#### Set exercise:
Search the records below for the word "actions" and show every line where it occurs.

++++ Dataset entries

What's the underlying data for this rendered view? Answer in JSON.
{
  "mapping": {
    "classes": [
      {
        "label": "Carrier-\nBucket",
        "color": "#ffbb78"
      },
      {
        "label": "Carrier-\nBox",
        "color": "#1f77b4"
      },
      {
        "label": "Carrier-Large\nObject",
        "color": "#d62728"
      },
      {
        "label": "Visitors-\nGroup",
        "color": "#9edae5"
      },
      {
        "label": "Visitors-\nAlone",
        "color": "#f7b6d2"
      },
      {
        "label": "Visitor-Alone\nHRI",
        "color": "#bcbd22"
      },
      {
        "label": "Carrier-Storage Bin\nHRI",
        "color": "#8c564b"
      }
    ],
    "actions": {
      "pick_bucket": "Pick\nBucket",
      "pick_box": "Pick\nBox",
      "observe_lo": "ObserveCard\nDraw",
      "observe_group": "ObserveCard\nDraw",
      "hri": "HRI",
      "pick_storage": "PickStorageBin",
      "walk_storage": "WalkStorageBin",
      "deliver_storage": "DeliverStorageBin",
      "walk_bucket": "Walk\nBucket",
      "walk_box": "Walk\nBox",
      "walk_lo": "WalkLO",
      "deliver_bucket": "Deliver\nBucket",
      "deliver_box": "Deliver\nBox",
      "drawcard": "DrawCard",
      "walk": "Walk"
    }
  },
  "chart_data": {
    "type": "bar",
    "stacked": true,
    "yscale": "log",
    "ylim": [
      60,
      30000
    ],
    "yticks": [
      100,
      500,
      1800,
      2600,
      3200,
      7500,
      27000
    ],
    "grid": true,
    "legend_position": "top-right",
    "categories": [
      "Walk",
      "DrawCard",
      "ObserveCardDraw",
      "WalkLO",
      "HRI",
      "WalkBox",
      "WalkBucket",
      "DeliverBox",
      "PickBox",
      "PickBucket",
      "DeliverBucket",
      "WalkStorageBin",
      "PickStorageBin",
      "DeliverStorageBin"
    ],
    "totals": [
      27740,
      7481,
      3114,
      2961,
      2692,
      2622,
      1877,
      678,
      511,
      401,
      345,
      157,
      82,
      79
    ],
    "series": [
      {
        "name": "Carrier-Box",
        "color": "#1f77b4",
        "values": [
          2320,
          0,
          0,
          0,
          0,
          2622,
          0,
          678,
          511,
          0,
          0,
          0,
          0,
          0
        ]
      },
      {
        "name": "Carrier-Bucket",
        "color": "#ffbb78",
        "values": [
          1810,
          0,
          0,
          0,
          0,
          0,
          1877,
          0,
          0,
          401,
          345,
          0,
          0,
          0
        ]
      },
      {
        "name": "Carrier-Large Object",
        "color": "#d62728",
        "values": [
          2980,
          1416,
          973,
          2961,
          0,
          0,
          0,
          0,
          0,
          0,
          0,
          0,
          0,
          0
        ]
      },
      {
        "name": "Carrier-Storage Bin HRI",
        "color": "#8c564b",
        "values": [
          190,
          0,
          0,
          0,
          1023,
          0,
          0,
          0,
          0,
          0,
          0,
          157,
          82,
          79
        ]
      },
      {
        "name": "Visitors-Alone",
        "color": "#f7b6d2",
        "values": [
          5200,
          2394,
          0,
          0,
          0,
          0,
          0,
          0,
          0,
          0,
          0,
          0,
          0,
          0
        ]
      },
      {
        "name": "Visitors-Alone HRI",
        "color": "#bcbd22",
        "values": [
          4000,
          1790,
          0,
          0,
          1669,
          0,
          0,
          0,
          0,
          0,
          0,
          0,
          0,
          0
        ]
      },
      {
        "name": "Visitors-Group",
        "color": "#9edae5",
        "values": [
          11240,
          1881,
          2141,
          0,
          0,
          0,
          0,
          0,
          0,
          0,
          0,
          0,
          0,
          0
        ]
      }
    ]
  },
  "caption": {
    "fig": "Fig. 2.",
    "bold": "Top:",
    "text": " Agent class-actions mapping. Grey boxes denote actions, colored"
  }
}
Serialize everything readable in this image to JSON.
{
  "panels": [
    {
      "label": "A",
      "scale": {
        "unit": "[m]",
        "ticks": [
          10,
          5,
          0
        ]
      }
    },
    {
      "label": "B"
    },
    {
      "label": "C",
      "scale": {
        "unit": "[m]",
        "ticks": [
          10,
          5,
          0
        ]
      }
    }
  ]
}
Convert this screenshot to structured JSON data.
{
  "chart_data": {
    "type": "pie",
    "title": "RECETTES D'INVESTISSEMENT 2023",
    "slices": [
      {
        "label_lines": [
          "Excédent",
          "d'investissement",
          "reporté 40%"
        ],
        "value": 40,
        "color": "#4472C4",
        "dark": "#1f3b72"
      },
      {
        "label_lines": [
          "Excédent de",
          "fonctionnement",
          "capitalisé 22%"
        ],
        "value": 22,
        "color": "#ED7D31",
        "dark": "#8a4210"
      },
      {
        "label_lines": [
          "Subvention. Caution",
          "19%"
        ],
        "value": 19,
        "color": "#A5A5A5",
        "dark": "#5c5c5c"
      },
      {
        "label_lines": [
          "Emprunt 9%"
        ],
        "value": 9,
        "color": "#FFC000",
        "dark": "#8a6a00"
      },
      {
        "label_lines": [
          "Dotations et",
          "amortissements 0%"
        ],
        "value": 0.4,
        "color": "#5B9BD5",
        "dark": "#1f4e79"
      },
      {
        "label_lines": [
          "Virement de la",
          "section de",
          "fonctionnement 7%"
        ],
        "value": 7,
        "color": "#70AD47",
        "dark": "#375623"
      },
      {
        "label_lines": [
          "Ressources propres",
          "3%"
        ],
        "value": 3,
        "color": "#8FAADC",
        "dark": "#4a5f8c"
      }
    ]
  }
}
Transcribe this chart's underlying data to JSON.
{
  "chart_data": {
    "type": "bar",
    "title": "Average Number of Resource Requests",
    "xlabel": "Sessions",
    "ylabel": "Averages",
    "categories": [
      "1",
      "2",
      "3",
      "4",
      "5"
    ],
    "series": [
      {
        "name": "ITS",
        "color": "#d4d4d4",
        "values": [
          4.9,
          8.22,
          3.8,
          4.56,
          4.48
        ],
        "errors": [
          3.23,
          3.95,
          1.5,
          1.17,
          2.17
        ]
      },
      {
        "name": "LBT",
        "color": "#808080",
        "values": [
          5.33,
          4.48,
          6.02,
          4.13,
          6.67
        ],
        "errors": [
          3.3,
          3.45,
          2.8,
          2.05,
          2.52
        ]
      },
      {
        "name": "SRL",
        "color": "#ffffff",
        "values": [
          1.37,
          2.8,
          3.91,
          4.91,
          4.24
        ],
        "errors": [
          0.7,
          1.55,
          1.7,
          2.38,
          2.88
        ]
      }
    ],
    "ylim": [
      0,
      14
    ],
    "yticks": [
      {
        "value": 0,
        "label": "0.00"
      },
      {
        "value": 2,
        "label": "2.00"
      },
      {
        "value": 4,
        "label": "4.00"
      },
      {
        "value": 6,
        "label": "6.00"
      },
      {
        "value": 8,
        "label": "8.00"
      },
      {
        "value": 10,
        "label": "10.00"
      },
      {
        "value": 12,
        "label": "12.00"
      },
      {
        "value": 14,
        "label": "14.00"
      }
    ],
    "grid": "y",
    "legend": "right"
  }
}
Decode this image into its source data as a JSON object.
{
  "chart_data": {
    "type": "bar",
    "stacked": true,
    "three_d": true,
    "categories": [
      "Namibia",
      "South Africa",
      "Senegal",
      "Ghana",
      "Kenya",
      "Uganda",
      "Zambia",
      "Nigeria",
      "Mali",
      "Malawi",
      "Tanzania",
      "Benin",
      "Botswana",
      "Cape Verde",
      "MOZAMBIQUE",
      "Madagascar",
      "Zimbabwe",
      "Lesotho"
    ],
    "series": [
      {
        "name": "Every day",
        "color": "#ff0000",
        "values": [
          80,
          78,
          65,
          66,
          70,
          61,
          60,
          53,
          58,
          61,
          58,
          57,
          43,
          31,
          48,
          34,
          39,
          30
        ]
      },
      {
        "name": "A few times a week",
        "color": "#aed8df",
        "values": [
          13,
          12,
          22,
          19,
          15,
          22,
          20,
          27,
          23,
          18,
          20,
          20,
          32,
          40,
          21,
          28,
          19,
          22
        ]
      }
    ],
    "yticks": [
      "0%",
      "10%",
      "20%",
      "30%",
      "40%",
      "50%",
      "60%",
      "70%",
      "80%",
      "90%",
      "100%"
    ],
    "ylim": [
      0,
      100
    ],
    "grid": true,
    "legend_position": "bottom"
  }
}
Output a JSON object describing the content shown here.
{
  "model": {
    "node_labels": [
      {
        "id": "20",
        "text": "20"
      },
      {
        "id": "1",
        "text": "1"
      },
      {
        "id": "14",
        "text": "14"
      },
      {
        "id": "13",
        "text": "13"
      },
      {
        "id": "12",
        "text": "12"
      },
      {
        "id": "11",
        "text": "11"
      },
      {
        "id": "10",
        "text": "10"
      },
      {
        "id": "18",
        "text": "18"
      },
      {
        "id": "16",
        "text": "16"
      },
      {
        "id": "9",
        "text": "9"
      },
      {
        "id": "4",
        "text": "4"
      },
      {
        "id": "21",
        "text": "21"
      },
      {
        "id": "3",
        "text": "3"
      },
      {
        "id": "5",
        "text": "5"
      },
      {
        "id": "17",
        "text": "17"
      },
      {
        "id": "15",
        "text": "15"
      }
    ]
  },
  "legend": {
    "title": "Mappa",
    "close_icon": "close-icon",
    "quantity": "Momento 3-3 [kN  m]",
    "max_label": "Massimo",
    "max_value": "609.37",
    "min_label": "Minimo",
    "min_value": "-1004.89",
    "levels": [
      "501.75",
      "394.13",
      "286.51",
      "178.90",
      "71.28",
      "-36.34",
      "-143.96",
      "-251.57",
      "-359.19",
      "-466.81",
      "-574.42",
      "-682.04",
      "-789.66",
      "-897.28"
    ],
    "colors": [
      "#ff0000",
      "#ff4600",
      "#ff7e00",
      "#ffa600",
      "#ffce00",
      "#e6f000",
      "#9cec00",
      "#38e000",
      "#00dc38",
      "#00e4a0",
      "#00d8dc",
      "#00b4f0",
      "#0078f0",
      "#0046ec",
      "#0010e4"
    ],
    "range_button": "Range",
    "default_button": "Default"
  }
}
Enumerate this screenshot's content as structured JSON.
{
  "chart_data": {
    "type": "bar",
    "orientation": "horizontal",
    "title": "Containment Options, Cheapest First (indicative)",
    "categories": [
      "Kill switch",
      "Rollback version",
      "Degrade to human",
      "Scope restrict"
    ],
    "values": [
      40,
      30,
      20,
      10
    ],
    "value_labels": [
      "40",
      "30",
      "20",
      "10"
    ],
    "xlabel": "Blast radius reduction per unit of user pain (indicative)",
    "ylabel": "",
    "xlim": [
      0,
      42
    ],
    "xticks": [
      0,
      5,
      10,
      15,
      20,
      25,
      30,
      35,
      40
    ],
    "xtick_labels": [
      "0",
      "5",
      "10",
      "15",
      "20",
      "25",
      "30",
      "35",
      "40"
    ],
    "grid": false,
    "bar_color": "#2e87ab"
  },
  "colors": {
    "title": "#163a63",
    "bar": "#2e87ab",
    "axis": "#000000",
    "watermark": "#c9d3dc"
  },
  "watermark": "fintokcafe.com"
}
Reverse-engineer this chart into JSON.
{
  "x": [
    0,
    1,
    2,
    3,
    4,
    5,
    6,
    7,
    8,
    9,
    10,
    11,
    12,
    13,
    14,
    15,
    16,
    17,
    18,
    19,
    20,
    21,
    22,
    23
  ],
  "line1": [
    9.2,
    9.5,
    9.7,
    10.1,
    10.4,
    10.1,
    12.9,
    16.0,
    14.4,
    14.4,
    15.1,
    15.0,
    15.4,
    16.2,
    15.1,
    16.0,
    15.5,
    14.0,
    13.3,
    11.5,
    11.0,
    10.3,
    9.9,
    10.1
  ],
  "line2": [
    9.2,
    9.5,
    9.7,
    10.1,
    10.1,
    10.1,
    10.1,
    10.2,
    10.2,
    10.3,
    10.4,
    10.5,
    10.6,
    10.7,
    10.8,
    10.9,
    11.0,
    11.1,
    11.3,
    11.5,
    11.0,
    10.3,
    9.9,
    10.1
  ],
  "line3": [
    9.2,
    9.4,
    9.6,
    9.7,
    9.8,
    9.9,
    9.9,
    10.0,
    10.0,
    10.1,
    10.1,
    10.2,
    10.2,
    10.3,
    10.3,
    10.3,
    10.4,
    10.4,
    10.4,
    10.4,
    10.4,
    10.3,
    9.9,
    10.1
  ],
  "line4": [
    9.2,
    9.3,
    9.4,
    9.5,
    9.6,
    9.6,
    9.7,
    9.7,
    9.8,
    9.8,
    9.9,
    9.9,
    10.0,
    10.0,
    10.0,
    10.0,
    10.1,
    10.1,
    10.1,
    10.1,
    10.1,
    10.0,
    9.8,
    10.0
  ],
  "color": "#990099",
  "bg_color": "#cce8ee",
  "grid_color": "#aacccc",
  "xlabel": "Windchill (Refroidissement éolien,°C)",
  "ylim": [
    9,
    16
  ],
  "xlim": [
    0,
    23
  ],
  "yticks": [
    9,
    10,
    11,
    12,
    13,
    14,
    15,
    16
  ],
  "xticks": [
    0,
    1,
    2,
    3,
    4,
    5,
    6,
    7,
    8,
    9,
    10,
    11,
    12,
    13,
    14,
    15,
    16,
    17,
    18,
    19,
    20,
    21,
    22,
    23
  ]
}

++++++++

#### Result of this exercise:
    "actions": {
    "text": " Agent class-actions mapping. Grey boxes denote actions, colored"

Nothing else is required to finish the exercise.